# Records for the task:
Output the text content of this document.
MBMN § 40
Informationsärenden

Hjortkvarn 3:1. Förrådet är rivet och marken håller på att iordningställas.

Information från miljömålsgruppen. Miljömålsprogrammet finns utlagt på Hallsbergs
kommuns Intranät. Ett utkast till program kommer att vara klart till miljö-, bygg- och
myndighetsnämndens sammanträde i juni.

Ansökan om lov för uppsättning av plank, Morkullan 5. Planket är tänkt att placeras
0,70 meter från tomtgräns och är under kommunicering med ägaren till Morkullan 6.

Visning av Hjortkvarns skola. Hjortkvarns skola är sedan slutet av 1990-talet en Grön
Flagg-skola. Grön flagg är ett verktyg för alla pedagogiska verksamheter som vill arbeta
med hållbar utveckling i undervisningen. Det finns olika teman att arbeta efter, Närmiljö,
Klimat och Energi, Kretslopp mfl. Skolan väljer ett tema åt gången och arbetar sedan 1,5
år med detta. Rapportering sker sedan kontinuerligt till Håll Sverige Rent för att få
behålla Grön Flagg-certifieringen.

# The exercise:
Copy out every line from the material above in which the word "till" appears.

# Answer:
kommuns Intranät. Ett utkast till program kommer att vara klart till miljö-, bygg- och
0,70 meter från tomtgräns och är under kommunicering med ägaren till Morkullan 6.
år med detta. Rapportering sker sedan kontinuerligt till Håll Sverige Rent för att få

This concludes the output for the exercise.